■ **Data to process**:

== == ==

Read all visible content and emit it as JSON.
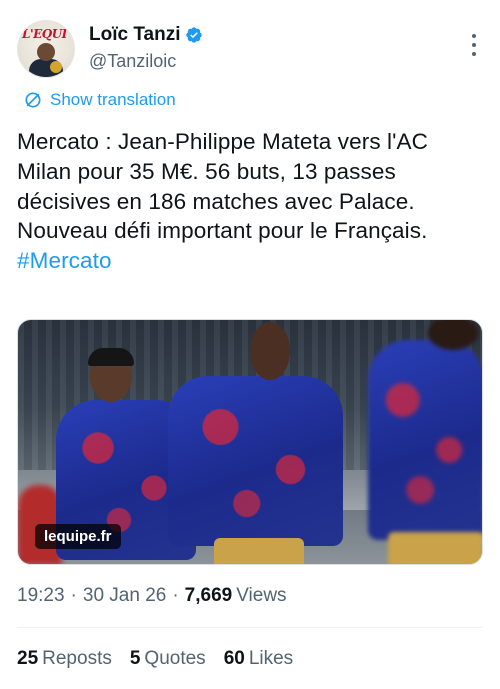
{
  "author": {
    "name": "Loïc Tanzi",
    "handle": "@Tanziloic",
    "verified": true,
    "avatar_brand": "L'EQUI"
  },
  "translate_label": "Show translation",
  "tweet": {
    "text": "Mercato : Jean-Philippe Mateta vers l'AC Milan pour 35 M€. 56 buts, 13 passes décisives en 186 matches avec Palace. Nouveau défi important pour le Français. ",
    "hashtag": "#Mercato"
  },
  "media": {
    "source_badge": "lequipe.fr"
  },
  "meta": {
    "time": "19:23",
    "date": "30 Jan 26",
    "separator": "·",
    "views_count": "7,669",
    "views_label": "Views"
  },
  "stats": {
    "reposts_count": "25",
    "reposts_label": "Reposts",
    "quotes_count": "5",
    "quotes_label": "Quotes",
    "likes_count": "60",
    "likes_label": "Likes"
  },
  "colors": {
    "accent": "#1d9bf0",
    "text": "#0f1419",
    "muted": "#536471"
  },
  "icons": [
    "verified-badge-icon",
    "more-options-icon",
    "translate-icon"
  ]
}
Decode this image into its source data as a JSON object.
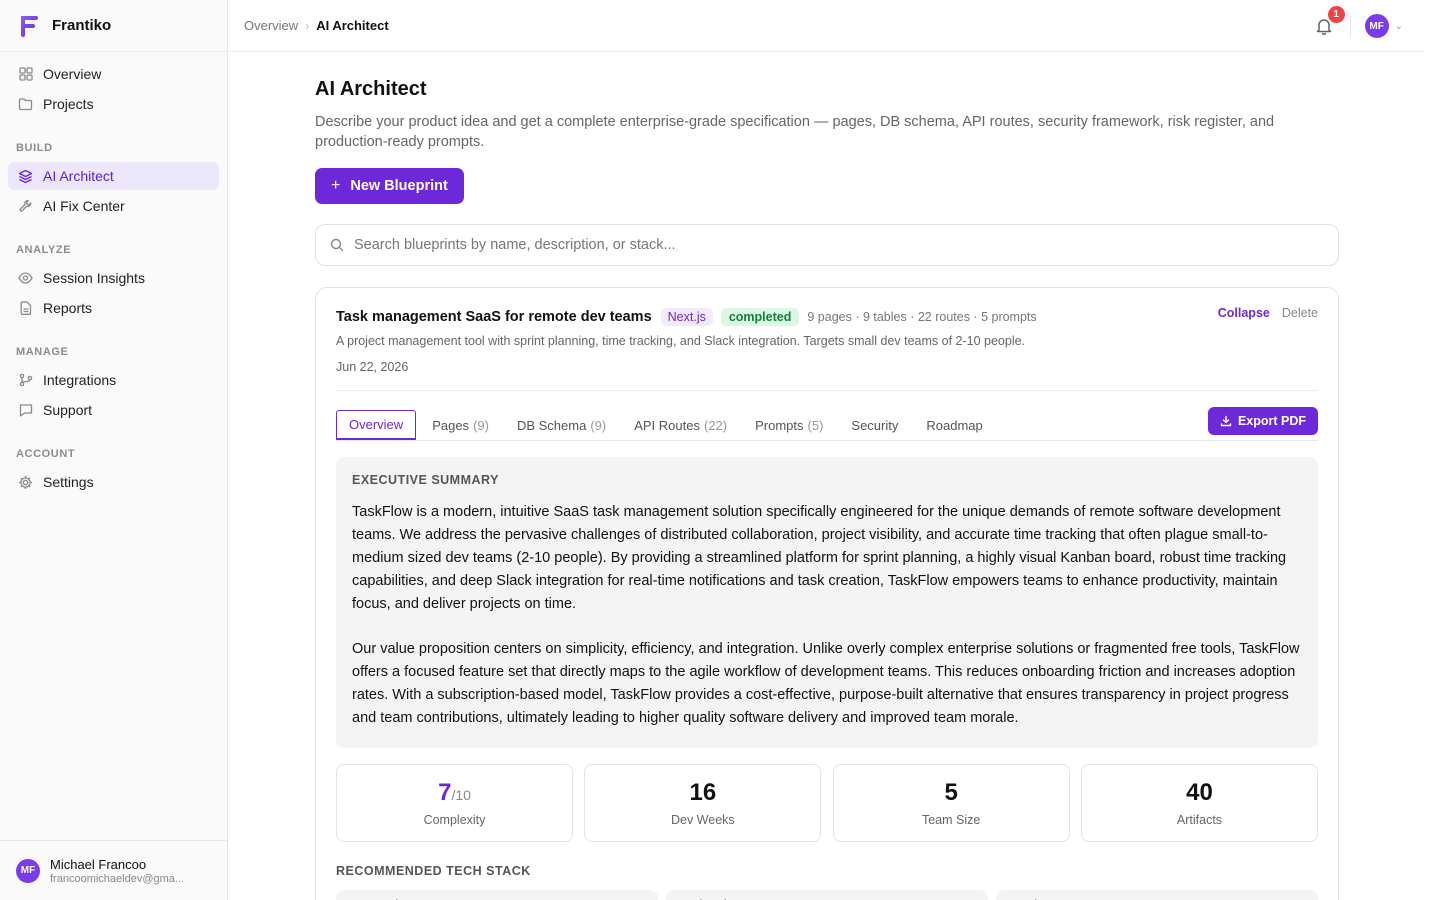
{
  "app": {
    "name": "Frantiko",
    "brand_color": "#6d28d9"
  },
  "sidebar": {
    "top_items": [
      {
        "label": "Overview",
        "icon": "grid-icon"
      },
      {
        "label": "Projects",
        "icon": "folder-icon"
      }
    ],
    "sections": [
      {
        "label": "BUILD",
        "items": [
          {
            "label": "AI Architect",
            "icon": "layers-icon",
            "active": true
          },
          {
            "label": "AI Fix Center",
            "icon": "wrench-icon"
          }
        ]
      },
      {
        "label": "ANALYZE",
        "items": [
          {
            "label": "Session Insights",
            "icon": "eye-icon"
          },
          {
            "label": "Reports",
            "icon": "file-icon"
          }
        ]
      },
      {
        "label": "MANAGE",
        "items": [
          {
            "label": "Integrations",
            "icon": "git-branch-icon"
          },
          {
            "label": "Support",
            "icon": "message-icon"
          }
        ]
      },
      {
        "label": "ACCOUNT",
        "items": [
          {
            "label": "Settings",
            "icon": "gear-icon"
          }
        ]
      }
    ],
    "user": {
      "initials": "MF",
      "name": "Michael Francoo",
      "email": "francoomichaeldev@gma..."
    }
  },
  "topbar": {
    "breadcrumb": [
      "Overview",
      "AI Architect"
    ],
    "notifications": "1",
    "avatar_initials": "MF"
  },
  "main": {
    "title": "AI Architect",
    "description": "Describe your product idea and get a complete enterprise-grade specification — pages, DB schema, API routes, security framework, risk register, and production-ready prompts.",
    "new_button": "New Blueprint",
    "search_placeholder": "Search blueprints by name, description, or stack...",
    "blueprint": {
      "title": "Task management SaaS for remote dev teams",
      "stack": "Next.js",
      "status": "completed",
      "meta": "9 pages · 9 tables · 22 routes · 5 prompts",
      "collapse": "Collapse",
      "delete": "Delete",
      "description": "A project management tool with sprint planning, time tracking, and Slack integration. Targets small dev teams of 2-10 people.",
      "date": "Jun 22, 2026",
      "tabs": [
        {
          "label": "Overview",
          "count": "",
          "active": true
        },
        {
          "label": "Pages",
          "count": "(9)"
        },
        {
          "label": "DB Schema",
          "count": "(9)"
        },
        {
          "label": "API Routes",
          "count": "(22)"
        },
        {
          "label": "Prompts",
          "count": "(5)"
        },
        {
          "label": "Security",
          "count": ""
        },
        {
          "label": "Roadmap",
          "count": ""
        }
      ],
      "export": "Export PDF",
      "summary_label": "EXECUTIVE SUMMARY",
      "summary_p1": "TaskFlow is a modern, intuitive SaaS task management solution specifically engineered for the unique demands of remote software development teams. We address the pervasive challenges of distributed collaboration, project visibility, and accurate time tracking that often plague small-to-medium sized dev teams (2-10 people). By providing a streamlined platform for sprint planning, a highly visual Kanban board, robust time tracking capabilities, and deep Slack integration for real-time notifications and task creation, TaskFlow empowers teams to enhance productivity, maintain focus, and deliver projects on time.",
      "summary_p2": "Our value proposition centers on simplicity, efficiency, and integration. Unlike overly complex enterprise solutions or fragmented free tools, TaskFlow offers a focused feature set that directly maps to the agile workflow of development teams. This reduces onboarding friction and increases adoption rates. With a subscription-based model, TaskFlow provides a cost-effective, purpose-built alternative that ensures transparency in project progress and team contributions, ultimately leading to higher quality software delivery and improved team morale.",
      "stats": {
        "complexity_value": "7",
        "complexity_denom": "/10",
        "complexity_label": "Complexity",
        "dev_weeks_value": "16",
        "dev_weeks_label": "Dev Weeks",
        "team_size_value": "5",
        "team_size_label": "Team Size",
        "artifacts_value": "40",
        "artifacts_label": "Artifacts"
      },
      "tech_label": "RECOMMENDED TECH STACK",
      "tech": [
        "Frontend",
        "Backend",
        "Database"
      ]
    }
  }
}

== == ==

■ **Stated goal**: Go through the listing above and write it all out exactly, leaving out any picture.

■ **Solution to the exercise**:
Read all visible content and emit it as JSON.
{
  "author": {
    "name": "Loïc Tanzi",
    "handle": "@Tanziloic",
    "verified": true,
    "avatar_brand": "L'EQUI"
  },
  "translate_label": "Show translation",
  "tweet": {
    "text": "Mercato : Jean-Philippe Mateta vers l'AC Milan pour 35 M€. 56 buts, 13 passes décisives en 186 matches avec Palace. Nouveau défi important pour le Français. ",
    "hashtag": "#Mercato"
  },
  "media": {
    "source_badge": "lequipe.fr"
  },
  "meta": {
    "time": "19:23",
    "date": "30 Jan 26",
    "separator": "·",
    "views_count": "7,669",
    "views_label": "Views"
  },
  "stats": {
    "reposts_count": "25",
    "reposts_label": "Reposts",
    "quotes_count": "5",
    "quotes_label": "Quotes",
    "likes_count": "60",
    "likes_label": "Likes"
  },
  "colors": {
    "accent": "#1d9bf0",
    "text": "#0f1419",
    "muted": "#536471"
  },
  "icons": [
    "verified-badge-icon",
    "more-options-icon",
    "translate-icon"
  ]
}
Decode this image into its source data as a JSON object.
{
  "app": {
    "name": "Frantiko",
    "brand_color": "#6d28d9"
  },
  "sidebar": {
    "top_items": [
      {
        "label": "Overview",
        "icon": "grid-icon"
      },
      {
        "label": "Projects",
        "icon": "folder-icon"
      }
    ],
    "sections": [
      {
        "label": "BUILD",
        "items": [
          {
            "label": "AI Architect",
            "icon": "layers-icon",
            "active": true
          },
          {
            "label": "AI Fix Center",
            "icon": "wrench-icon"
          }
        ]
      },
      {
        "label": "ANALYZE",
        "items": [
          {
            "label": "Session Insights",
            "icon": "eye-icon"
          },
          {
            "label": "Reports",
            "icon": "file-icon"
          }
        ]
      },
      {
        "label": "MANAGE",
        "items": [
          {
            "label": "Integrations",
            "icon": "git-branch-icon"
          },
          {
            "label": "Support",
            "icon": "message-icon"
          }
        ]
      },
      {
        "label": "ACCOUNT",
        "items": [
          {
            "label": "Settings",
            "icon": "gear-icon"
          }
        ]
      }
    ],
    "user": {
      "initials": "MF",
      "name": "Michael Francoo",
      "email": "francoomichaeldev@gma..."
    }
  },
  "topbar": {
    "breadcrumb": [
      "Overview",
      "AI Architect"
    ],
    "notifications": "1",
    "avatar_initials": "MF"
  },
  "main": {
    "title": "AI Architect",
    "description": "Describe your product idea and get a complete enterprise-grade specification — pages, DB schema, API routes, security framework, risk register, and production-ready prompts.",
    "new_button": "New Blueprint",
    "search_placeholder": "Search blueprints by name, description, or stack...",
    "blueprint": {
      "title": "Task management SaaS for remote dev teams",
      "stack": "Next.js",
      "status": "completed",
      "meta": "9 pages · 9 tables · 22 routes · 5 prompts",
      "collapse": "Collapse",
      "delete": "Delete",
      "description": "A project management tool with sprint planning, time tracking, and Slack integration. Targets small dev teams of 2-10 people.",
      "date": "Jun 22, 2026",
      "tabs": [
        {
          "label": "Overview",
          "count": "",
          "active": true
        },
        {
          "label": "Pages",
          "count": "(9)"
        },
        {
          "label": "DB Schema",
          "count": "(9)"
        },
        {
          "label": "API Routes",
          "count": "(22)"
        },
        {
          "label": "Prompts",
          "count": "(5)"
        },
        {
          "label": "Security",
          "count": ""
        },
        {
          "label": "Roadmap",
          "count": ""
        }
      ],
      "export": "Export PDF",
      "summary_label": "EXECUTIVE SUMMARY",
      "summary_p1": "TaskFlow is a modern, intuitive SaaS task management solution specifically engineered for the unique demands of remote software development teams. We address the pervasive challenges of distributed collaboration, project visibility, and accurate time tracking that often plague small-to-medium sized dev teams (2-10 people). By providing a streamlined platform for sprint planning, a highly visual Kanban board, robust time tracking capabilities, and deep Slack integration for real-time notifications and task creation, TaskFlow empowers teams to enhance productivity, maintain focus, and deliver projects on time.",
      "summary_p2": "Our value proposition centers on simplicity, efficiency, and integration. Unlike overly complex enterprise solutions or fragmented free tools, TaskFlow offers a focused feature set that directly maps to the agile workflow of development teams. This reduces onboarding friction and increases adoption rates. With a subscription-based model, TaskFlow provides a cost-effective, purpose-built alternative that ensures transparency in project progress and team contributions, ultimately leading to higher quality software delivery and improved team morale.",
      "stats": {
        "complexity_value": "7",
        "complexity_denom": "/10",
        "complexity_label": "Complexity",
        "dev_weeks_value": "16",
        "dev_weeks_label": "Dev Weeks",
        "team_size_value": "5",
        "team_size_label": "Team Size",
        "artifacts_value": "40",
        "artifacts_label": "Artifacts"
      },
      "tech_label": "RECOMMENDED TECH STACK",
      "tech": [
        "Frontend",
        "Backend",
        "Database"
      ]
    }
  }
}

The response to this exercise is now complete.